### What to do
Carry none of the pictures over; set down the material below exactly.

### Data to use

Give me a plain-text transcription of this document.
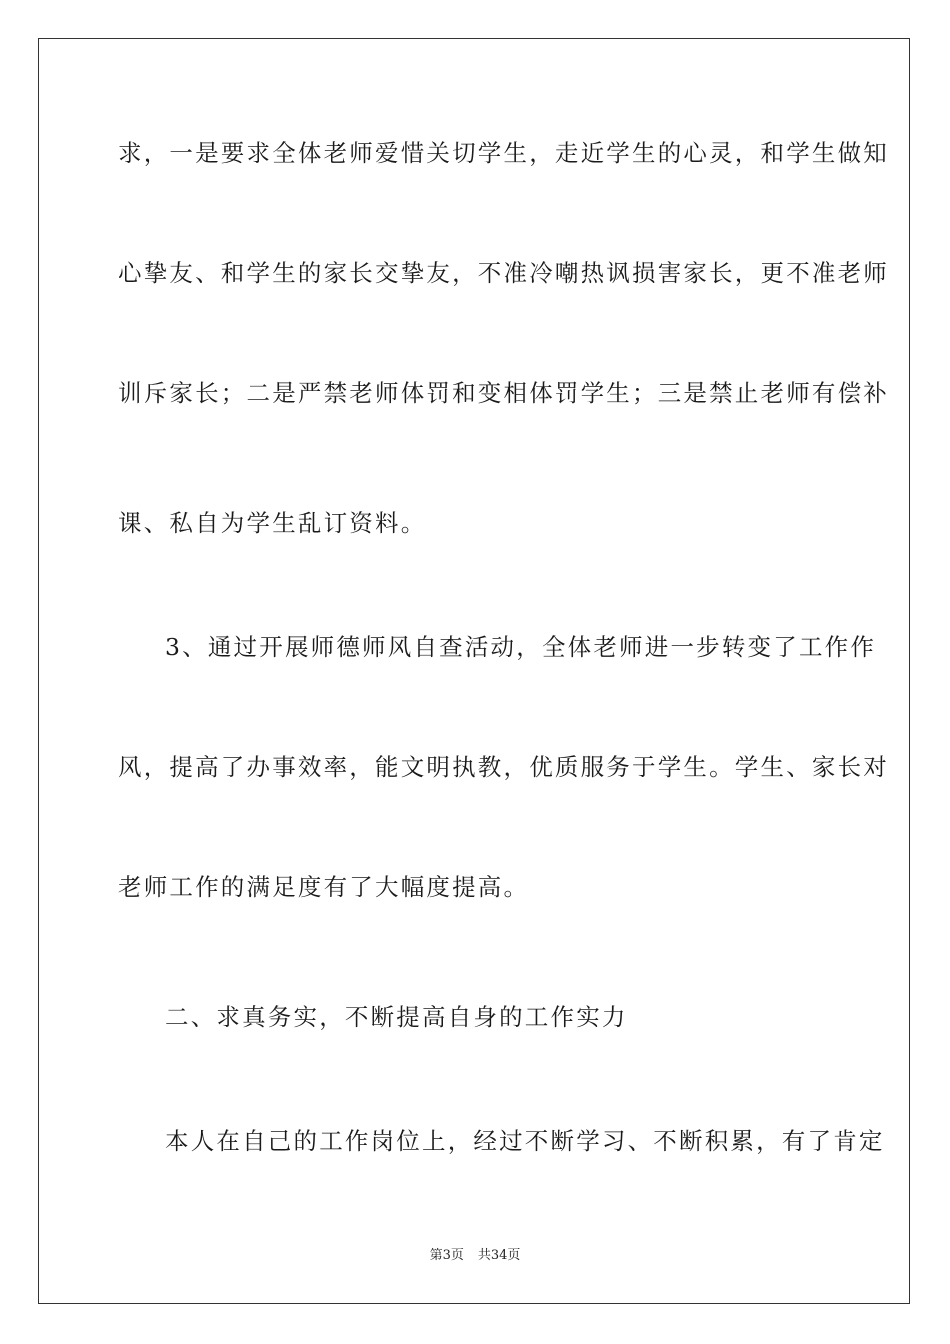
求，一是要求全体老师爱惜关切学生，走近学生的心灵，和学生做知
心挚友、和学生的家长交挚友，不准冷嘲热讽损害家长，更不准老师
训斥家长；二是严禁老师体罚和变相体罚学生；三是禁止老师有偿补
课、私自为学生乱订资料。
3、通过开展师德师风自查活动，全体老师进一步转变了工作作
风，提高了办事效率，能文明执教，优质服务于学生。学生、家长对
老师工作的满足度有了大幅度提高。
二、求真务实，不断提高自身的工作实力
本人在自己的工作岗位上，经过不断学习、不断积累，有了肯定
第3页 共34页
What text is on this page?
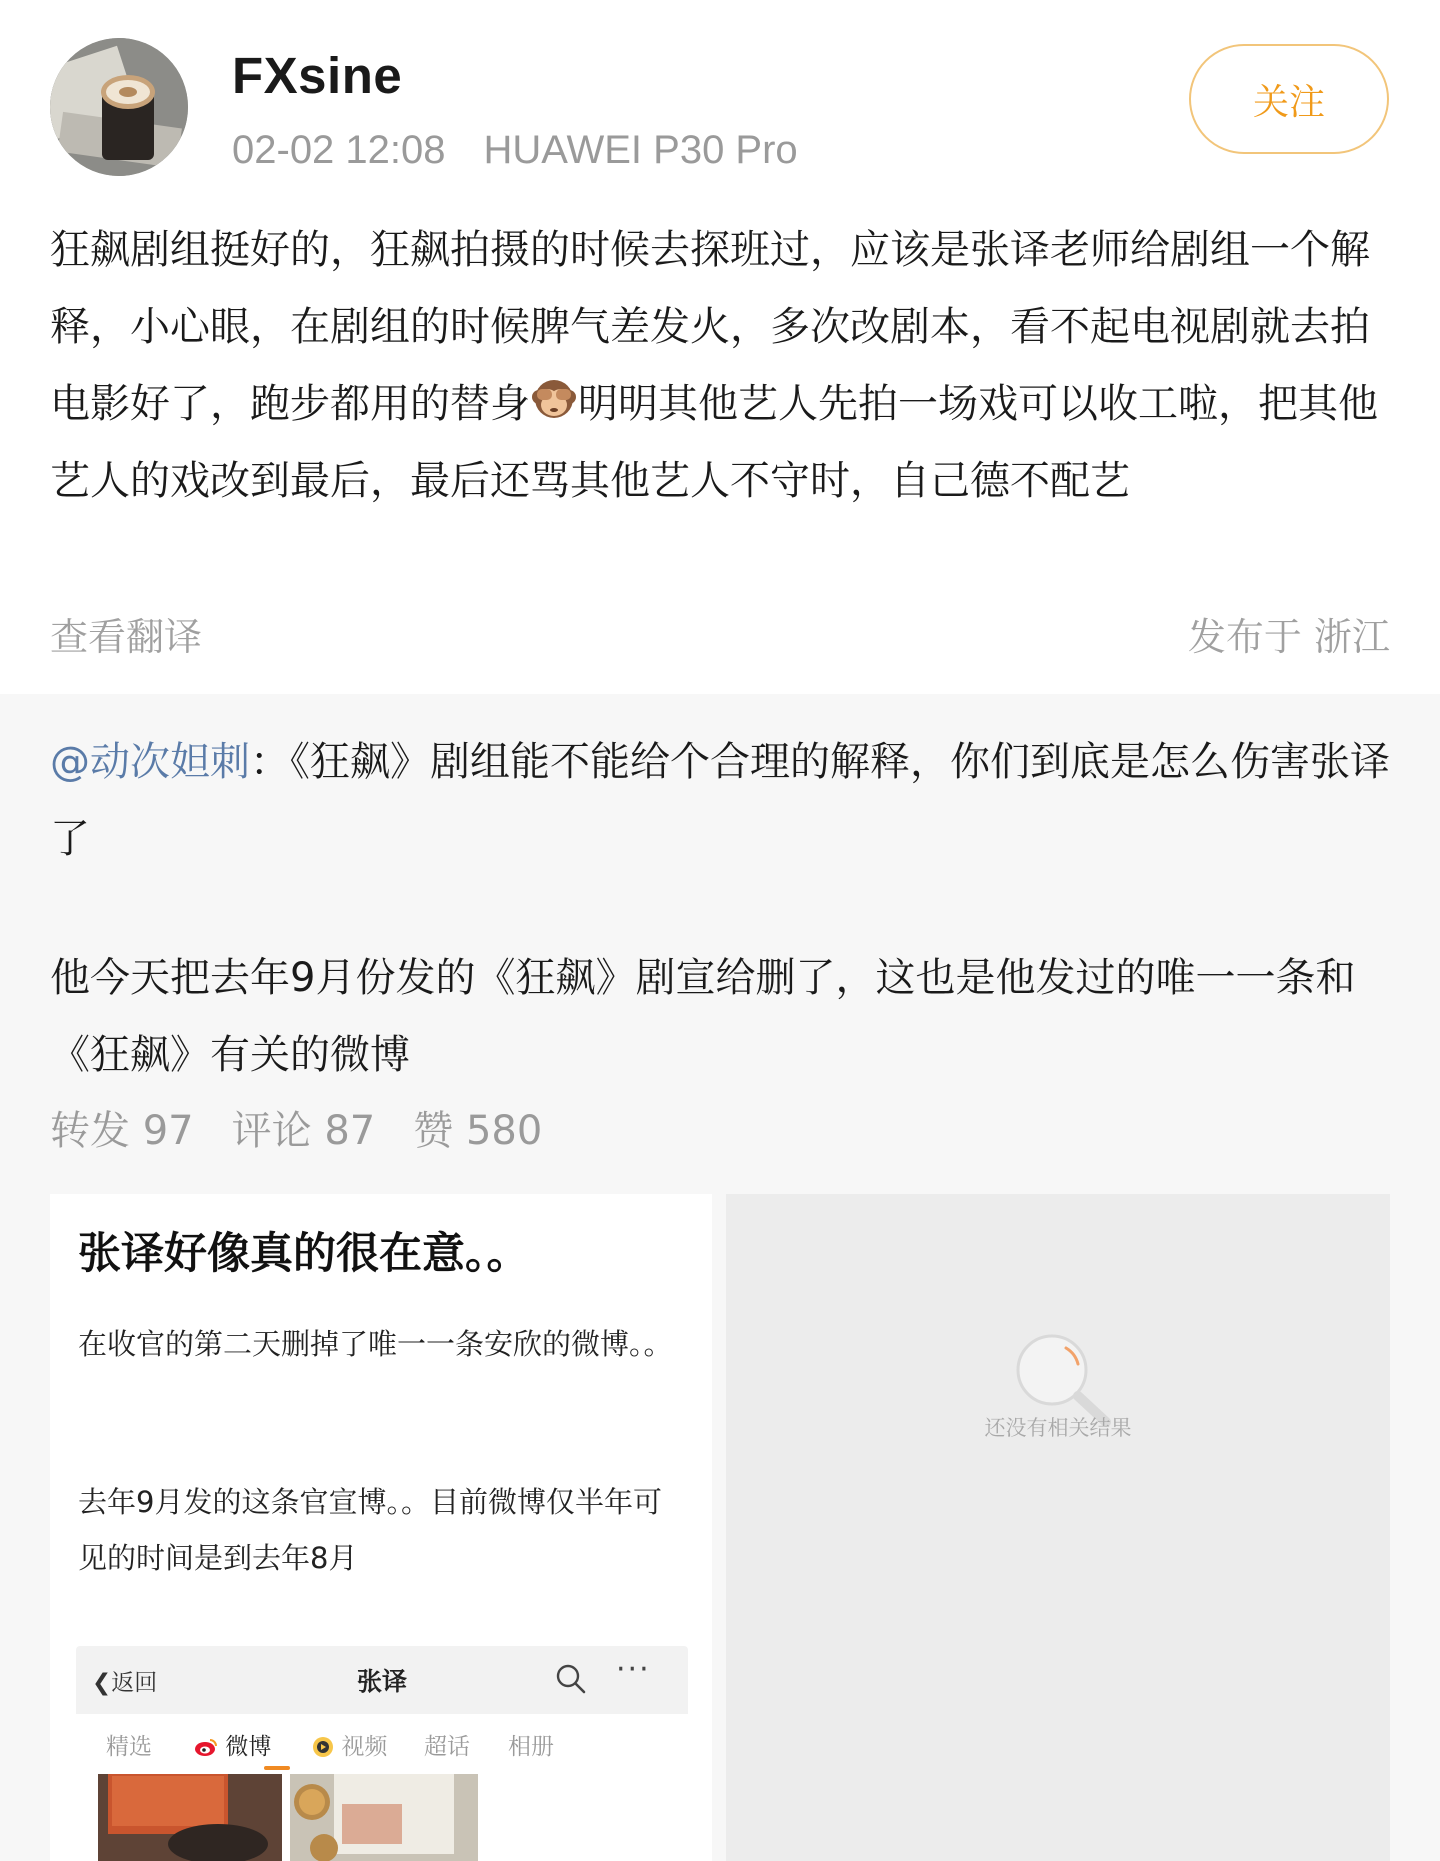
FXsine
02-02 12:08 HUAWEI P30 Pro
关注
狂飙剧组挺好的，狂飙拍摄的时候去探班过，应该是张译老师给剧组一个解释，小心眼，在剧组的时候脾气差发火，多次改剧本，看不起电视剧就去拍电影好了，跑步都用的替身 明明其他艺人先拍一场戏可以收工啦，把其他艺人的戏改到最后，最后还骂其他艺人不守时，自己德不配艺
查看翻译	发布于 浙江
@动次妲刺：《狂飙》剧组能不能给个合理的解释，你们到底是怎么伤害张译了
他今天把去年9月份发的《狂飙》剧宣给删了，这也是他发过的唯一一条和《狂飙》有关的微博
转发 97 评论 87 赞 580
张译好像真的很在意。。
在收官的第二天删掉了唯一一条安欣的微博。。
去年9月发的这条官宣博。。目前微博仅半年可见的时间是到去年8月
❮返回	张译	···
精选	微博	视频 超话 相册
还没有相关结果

######

### Output for this exercise
Give me a plain-text transcription of this document.
求，一是要求全体老师爱惜关切学生，走近学生的心灵，和学生做知
心挚友、和学生的家长交挚友，不准冷嘲热讽损害家长，更不准老师
训斥家长；二是严禁老师体罚和变相体罚学生；三是禁止老师有偿补
课、私自为学生乱订资料。
3、通过开展师德师风自查活动，全体老师进一步转变了工作作
风，提高了办事效率，能文明执教，优质服务于学生。学生、家长对
老师工作的满足度有了大幅度提高。
二、求真务实，不断提高自身的工作实力
本人在自己的工作岗位上，经过不断学习、不断积累，有了肯定
第3页 共34页
What text is on this page?
FXsine
02-02 12:08 HUAWEI P30 Pro
关注
狂飙剧组挺好的，狂飙拍摄的时候去探班过，应该是张译老师给剧组一个解释，小心眼，在剧组的时候脾气差发火，多次改剧本，看不起电视剧就去拍电影好了，跑步都用的替身 明明其他艺人先拍一场戏可以收工啦，把其他艺人的戏改到最后，最后还骂其他艺人不守时，自己德不配艺
查看翻译	发布于 浙江
@动次妲刺：《狂飙》剧组能不能给个合理的解释，你们到底是怎么伤害张译了
他今天把去年9月份发的《狂飙》剧宣给删了，这也是他发过的唯一一条和《狂飙》有关的微博
转发 97 评论 87 赞 580
张译好像真的很在意。。
在收官的第二天删掉了唯一一条安欣的微博。。
去年9月发的这条官宣博。。目前微博仅半年可见的时间是到去年8月
❮返回	张译	···
精选	微博	视频 超话 相册
还没有相关结果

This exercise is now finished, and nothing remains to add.